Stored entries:
+ + + +

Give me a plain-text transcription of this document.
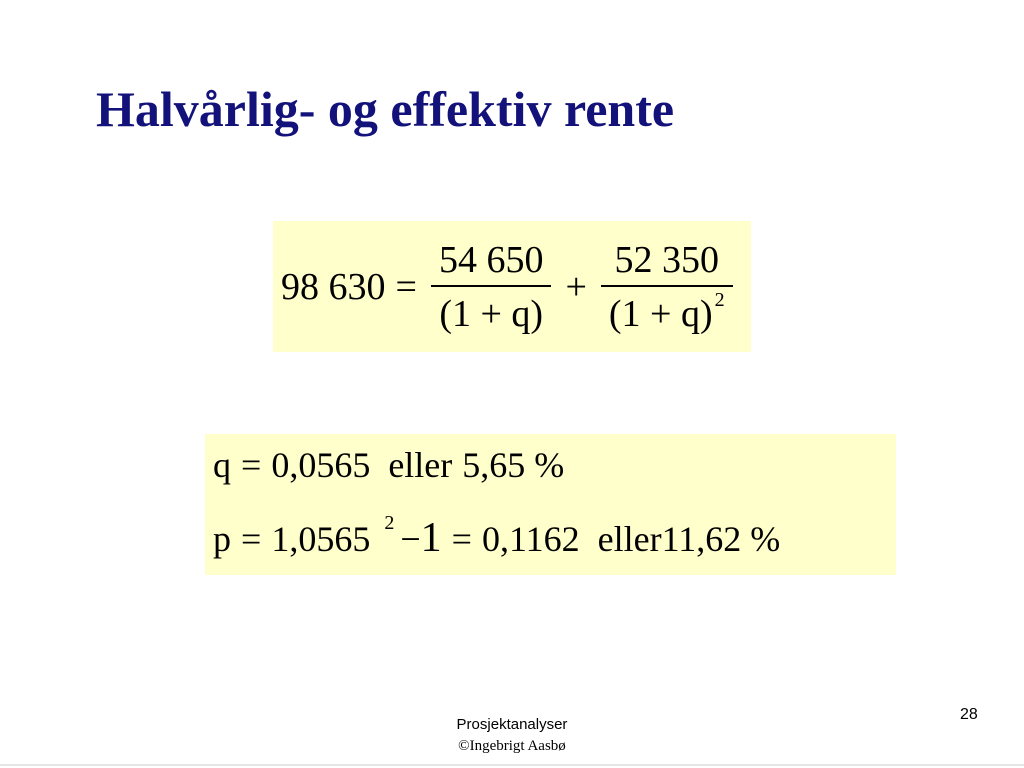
Halvårlig- og effektiv rente
98 $630 = \frac{54 650}{(1 + q)} + \frac{52 350}{(1 + q) ^2}$
q = 0,0565 eller 5,65 %
p = 1,0565 2 − 1 = 0,1162 eller 11,62 %
Prosjektanalyser
©Ingebrigt Aasbø
28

+ + + +

* _BRIEF_:
Repeat the material exactly as it reads, without any of its pictures.

* _RESULT_:
Give me a plain-text transcription of this document.
Halvårlig- og effektiv rente
98 $630 = \frac{54 650}{(1 + q)} + \frac{52 350}{(1 + q) ^2}$
q = 0,0565 eller 5,65 %
p = 1,0565 2 − 1 = 0,1162 eller 11,62 %
Prosjektanalyser
©Ingebrigt Aasbø
28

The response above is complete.